Records shown:
================
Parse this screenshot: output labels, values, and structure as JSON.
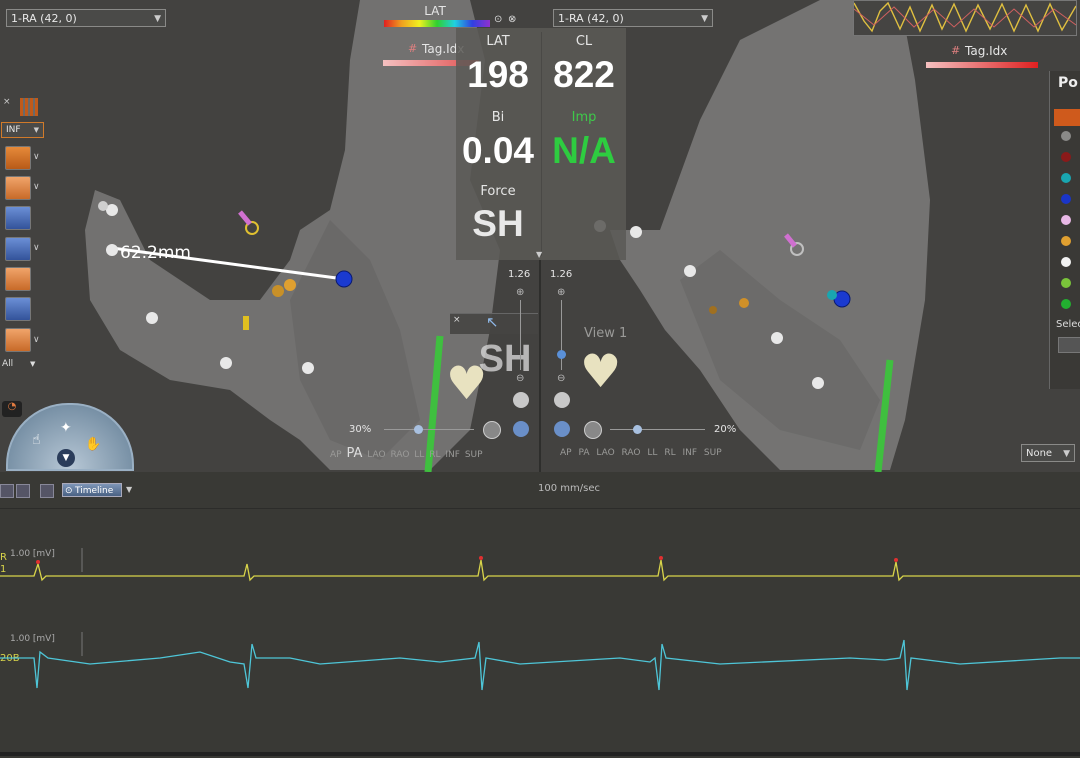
{
  "left_map": {
    "catheter_select": "1-RA (42, 0)",
    "measure_label": "62.2mm",
    "tag_index_label": "Tag.Idx"
  },
  "right_map": {
    "catheter_select": "1-RA (42, 0)",
    "tag_index_label": "Tag.Idx",
    "view_label": "View 1"
  },
  "lat_bar_label": "LAT",
  "readout": {
    "lat_label": "LAT",
    "lat_value": "198",
    "cl_label": "CL",
    "cl_value": "822",
    "bi_label": "Bi",
    "bi_value": "0.04",
    "imp_label": "Imp",
    "imp_value": "N/A",
    "force_label": "Force",
    "force_value": "SH"
  },
  "mini_force_value": "SH",
  "zoom_left": "1.26",
  "zoom_right": "1.26",
  "pct_left": "30%",
  "pct_right": "20%",
  "views_left": [
    "AP",
    "PA",
    "LAO",
    "RAO",
    "LL",
    "RL",
    "INF",
    "SUP"
  ],
  "views_right": [
    "AP",
    "PA",
    "LAO",
    "RAO",
    "LL",
    "RL",
    "INF",
    "SUP"
  ],
  "left_toolbar": {
    "filter_select": "INF",
    "all_select": "All"
  },
  "right_panel": {
    "title": "Po",
    "select_label": "Selec",
    "none_select": "None",
    "point_colors": [
      "#cf5a1c",
      "#8a8a88",
      "#8a1a1a",
      "#19a6b0",
      "#1a35c8",
      "#e8b8e6",
      "#e0a030",
      "#f2f2f2",
      "#7ac43a",
      "#22b030"
    ]
  },
  "bottom_toolbar": {
    "timeline_label": "Timeline"
  },
  "ecg": {
    "speed_label": "100 mm/sec",
    "channels": [
      {
        "scale": "1.00 [mV]",
        "label_tail": "R\n1",
        "color": "#d8d44a"
      },
      {
        "scale": "1.00 [mV]",
        "label_tail": "20B",
        "color": "#4ec6d8"
      }
    ]
  },
  "colors": {
    "imp_green": "#2ecc40",
    "accent_orange": "#d07a2a"
  }
}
================
Transcribe all of the entries word for word, but skip any pictures they contain.

Reply:
Parse this screenshot: output labels, values, and structure as JSON.
{
  "left_map": {
    "catheter_select": "1-RA (42, 0)",
    "measure_label": "62.2mm",
    "tag_index_label": "Tag.Idx"
  },
  "right_map": {
    "catheter_select": "1-RA (42, 0)",
    "tag_index_label": "Tag.Idx",
    "view_label": "View 1"
  },
  "lat_bar_label": "LAT",
  "readout": {
    "lat_label": "LAT",
    "lat_value": "198",
    "cl_label": "CL",
    "cl_value": "822",
    "bi_label": "Bi",
    "bi_value": "0.04",
    "imp_label": "Imp",
    "imp_value": "N/A",
    "force_label": "Force",
    "force_value": "SH"
  },
  "mini_force_value": "SH",
  "zoom_left": "1.26",
  "zoom_right": "1.26",
  "pct_left": "30%",
  "pct_right": "20%",
  "views_left": [
    "AP",
    "PA",
    "LAO",
    "RAO",
    "LL",
    "RL",
    "INF",
    "SUP"
  ],
  "views_right": [
    "AP",
    "PA",
    "LAO",
    "RAO",
    "LL",
    "RL",
    "INF",
    "SUP"
  ],
  "left_toolbar": {
    "filter_select": "INF",
    "all_select": "All"
  },
  "right_panel": {
    "title": "Po",
    "select_label": "Selec",
    "none_select": "None",
    "point_colors": [
      "#cf5a1c",
      "#8a8a88",
      "#8a1a1a",
      "#19a6b0",
      "#1a35c8",
      "#e8b8e6",
      "#e0a030",
      "#f2f2f2",
      "#7ac43a",
      "#22b030"
    ]
  },
  "bottom_toolbar": {
    "timeline_label": "Timeline"
  },
  "ecg": {
    "speed_label": "100 mm/sec",
    "channels": [
      {
        "scale": "1.00 [mV]",
        "label_tail": "R\n1",
        "color": "#d8d44a"
      },
      {
        "scale": "1.00 [mV]",
        "label_tail": "20B",
        "color": "#4ec6d8"
      }
    ]
  },
  "colors": {
    "imp_green": "#2ecc40",
    "accent_orange": "#d07a2a"
  }
}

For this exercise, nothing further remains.